PASSAGE:
begin

# Car allowance vs company car



## BIG (18 Nov 2018)

Hi,
Lucky enough to get a job with a company car option (as long as I don’t get fired..)
Have option of car allowance of 16k gross or Audi A6 (fuel, servicing, insurance covered).
Don’t do much business mileage (1K), claimable at 25c/mile and about 10k personal mileage.
Seems to me allowance is the obvious choice.
BIK would be 7.5k  tax per year.
Allowance  be 8k  net per year.
Any thoughts on best option?


----------



## Gordon Gekko (18 Nov 2018)

The allowance I would say


----------



## thos (19 Nov 2018)

Have you got a car already? Is it fit for purpose? Is it paid or finance due?


----------



## BIG (19 Nov 2018)

Have a decent car (2014) already with no finance due which costs me around 7k per year (3.5k dep, 2k fuel, 1.5 k tax/ins/service).
So for 7.5k I get a newer car  so not much between them.

end

LISTED ENTRIES:
begin

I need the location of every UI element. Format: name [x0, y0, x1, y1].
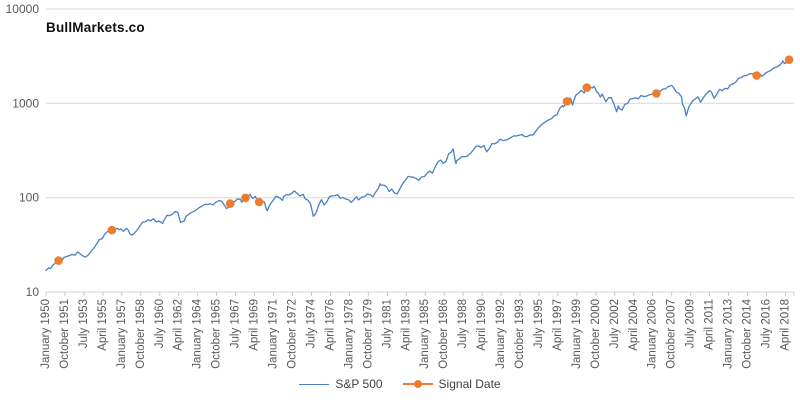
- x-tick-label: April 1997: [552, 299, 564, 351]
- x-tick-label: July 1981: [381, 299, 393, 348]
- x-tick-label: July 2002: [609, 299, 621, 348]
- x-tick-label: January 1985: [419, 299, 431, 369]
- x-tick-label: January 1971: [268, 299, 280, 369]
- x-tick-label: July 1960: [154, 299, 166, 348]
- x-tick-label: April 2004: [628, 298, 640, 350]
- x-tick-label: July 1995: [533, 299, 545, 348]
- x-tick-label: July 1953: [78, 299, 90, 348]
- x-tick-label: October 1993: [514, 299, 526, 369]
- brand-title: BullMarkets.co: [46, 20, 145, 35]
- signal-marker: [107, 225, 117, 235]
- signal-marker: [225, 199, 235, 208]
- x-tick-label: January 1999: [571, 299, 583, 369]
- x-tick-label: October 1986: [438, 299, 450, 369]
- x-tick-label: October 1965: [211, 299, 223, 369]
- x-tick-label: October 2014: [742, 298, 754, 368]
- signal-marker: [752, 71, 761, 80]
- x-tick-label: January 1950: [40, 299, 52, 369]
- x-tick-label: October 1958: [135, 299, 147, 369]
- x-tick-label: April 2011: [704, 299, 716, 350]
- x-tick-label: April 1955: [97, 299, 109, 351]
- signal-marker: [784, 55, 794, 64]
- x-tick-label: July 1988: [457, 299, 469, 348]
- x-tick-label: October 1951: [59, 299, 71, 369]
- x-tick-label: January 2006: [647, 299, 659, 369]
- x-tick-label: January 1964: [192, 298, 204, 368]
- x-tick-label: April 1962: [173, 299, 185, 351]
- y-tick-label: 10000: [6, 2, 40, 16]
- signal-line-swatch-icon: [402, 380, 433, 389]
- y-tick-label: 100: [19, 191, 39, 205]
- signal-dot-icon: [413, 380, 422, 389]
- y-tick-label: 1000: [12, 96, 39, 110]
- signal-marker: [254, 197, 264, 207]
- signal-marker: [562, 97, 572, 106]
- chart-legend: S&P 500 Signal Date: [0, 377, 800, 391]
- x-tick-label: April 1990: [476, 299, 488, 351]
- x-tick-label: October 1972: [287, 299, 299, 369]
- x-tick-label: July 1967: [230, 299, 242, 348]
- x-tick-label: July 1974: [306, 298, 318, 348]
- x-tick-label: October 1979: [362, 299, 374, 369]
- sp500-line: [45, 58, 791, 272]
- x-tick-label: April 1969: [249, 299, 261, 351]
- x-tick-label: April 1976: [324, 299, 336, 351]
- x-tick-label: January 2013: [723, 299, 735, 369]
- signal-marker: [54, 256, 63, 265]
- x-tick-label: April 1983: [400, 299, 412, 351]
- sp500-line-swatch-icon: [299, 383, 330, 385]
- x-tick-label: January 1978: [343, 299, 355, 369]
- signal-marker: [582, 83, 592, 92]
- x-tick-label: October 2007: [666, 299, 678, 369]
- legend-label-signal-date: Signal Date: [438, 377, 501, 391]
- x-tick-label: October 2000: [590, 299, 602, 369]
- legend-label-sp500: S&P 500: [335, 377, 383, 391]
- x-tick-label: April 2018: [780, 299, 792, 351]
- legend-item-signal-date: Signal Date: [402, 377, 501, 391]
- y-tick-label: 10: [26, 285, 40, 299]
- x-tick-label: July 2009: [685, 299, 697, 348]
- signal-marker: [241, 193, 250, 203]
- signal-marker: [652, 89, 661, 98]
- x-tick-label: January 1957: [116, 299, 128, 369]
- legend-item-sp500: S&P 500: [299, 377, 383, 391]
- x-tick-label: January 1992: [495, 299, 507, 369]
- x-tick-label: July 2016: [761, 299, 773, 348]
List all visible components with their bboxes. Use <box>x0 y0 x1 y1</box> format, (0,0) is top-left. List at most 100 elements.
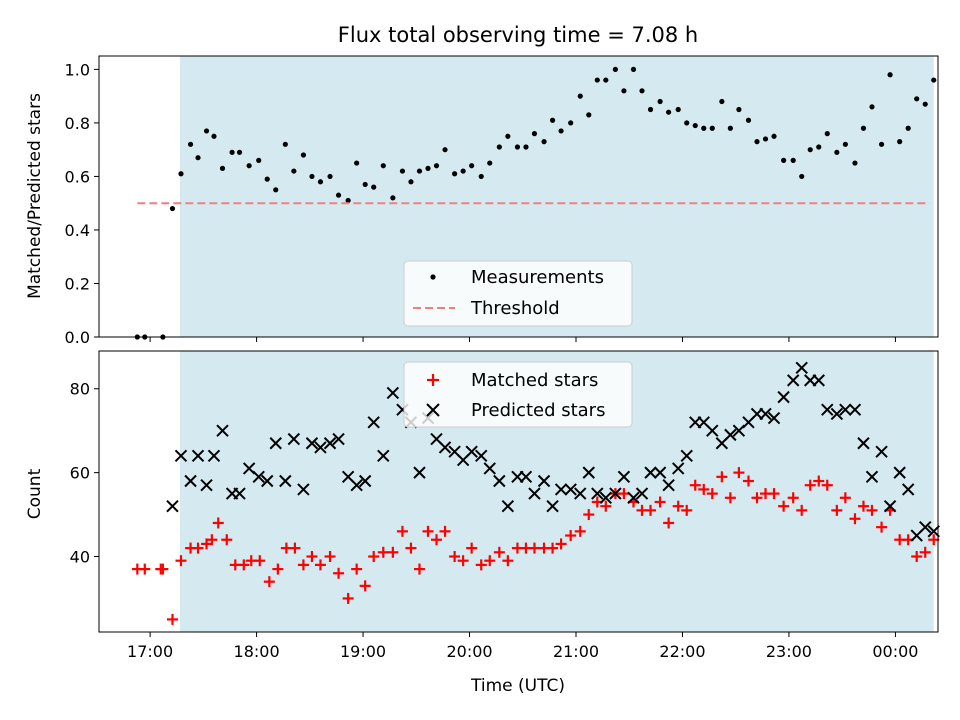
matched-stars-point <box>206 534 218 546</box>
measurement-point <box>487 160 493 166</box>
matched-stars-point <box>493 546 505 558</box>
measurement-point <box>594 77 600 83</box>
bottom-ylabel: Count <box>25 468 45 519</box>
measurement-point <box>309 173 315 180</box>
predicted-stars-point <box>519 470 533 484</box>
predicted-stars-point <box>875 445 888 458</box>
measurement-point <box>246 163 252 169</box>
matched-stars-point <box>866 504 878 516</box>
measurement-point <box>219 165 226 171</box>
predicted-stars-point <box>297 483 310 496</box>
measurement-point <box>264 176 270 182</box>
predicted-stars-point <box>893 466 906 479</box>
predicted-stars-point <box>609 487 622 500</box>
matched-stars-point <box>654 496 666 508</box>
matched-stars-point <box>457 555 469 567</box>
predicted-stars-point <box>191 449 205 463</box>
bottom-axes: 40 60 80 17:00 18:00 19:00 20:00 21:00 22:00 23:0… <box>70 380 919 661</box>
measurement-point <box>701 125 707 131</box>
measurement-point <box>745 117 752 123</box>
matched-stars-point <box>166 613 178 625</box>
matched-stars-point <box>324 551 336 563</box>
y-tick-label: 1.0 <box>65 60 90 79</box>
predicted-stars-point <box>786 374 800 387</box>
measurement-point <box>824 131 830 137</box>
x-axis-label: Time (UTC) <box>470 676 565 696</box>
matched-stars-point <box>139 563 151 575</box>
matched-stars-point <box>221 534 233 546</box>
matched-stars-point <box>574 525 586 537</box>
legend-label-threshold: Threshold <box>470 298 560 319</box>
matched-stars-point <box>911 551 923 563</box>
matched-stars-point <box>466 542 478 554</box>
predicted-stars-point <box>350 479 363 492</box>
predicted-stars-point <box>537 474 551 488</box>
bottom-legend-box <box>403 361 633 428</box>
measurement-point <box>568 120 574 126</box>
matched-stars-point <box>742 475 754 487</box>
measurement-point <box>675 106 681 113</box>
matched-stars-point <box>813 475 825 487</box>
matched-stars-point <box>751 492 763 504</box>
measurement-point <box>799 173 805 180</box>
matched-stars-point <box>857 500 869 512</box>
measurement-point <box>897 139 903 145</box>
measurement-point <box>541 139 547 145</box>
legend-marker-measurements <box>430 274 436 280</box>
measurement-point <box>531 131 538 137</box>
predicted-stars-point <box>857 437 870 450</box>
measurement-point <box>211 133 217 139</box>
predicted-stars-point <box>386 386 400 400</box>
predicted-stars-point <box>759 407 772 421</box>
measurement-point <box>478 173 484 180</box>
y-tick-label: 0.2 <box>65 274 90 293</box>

end

THE TASKS:
A. Substitute "lease car" for "company car" in the part of the car allowance thread that opens with the words containing "# Car allowance" and closes with "servicing, insurance covered).", and write that part out again.
B. Continue the car allowance thread from the point where it stops.
The entries are irrelevant here.

RESPONSES:
A.
# Car allowance vs lease car



## BIG (18 Nov 2018)

Hi,
Lucky enough to get a job with a lease car option (as long as I don’t get fired..)
Have option of car allowance of 16k gross or Audi A6 (fuel, servicing, insurance covered).

B.
Expense Mileage is small as it’s only minimal (1k euros per year) which makes the allowance  maybe 8.5k (after fuel)


----------



## Purple (21 Nov 2018)

Take the allowance.


----------



## Frank (24 Nov 2018)

cost of your own car

New car 
depreciation 5000
Fuel to do lets say 6 liters per 100 k  11k (1.45 * 6 * 11k/100) near as 1000
Fuel prices only going one way despite recent drops in oil prices.
servicing 1 per year lets say 350 
Tyre's 2 per year 250
Tax 280
Insurance 600
tolls for me in Dublin m50 twice a day lets say another 1000

All in looking at 8500 ish per year so need to earn 17k a year to cover that 

The allowance and the company car look pretty close.
Hopefully this makes some sense.
Probably missing something 

I drive a company van for work and any time there is a problem the peace of mind of not having to worry about the costs is worth it IMHO

I would be tempted by the Company car.


----------



## Gordon Gekko (25 Nov 2018)

Why would you be tempted by the company car?

The OP has two choices:

- A €7,500 tax bill for the privilege of driving an Audi A6

- €8,000 a year into his/her hand to arrange his/her own car

The trick is not to buy a new car; then you can actually make money on the second option.


----------



## thos (26 Nov 2018)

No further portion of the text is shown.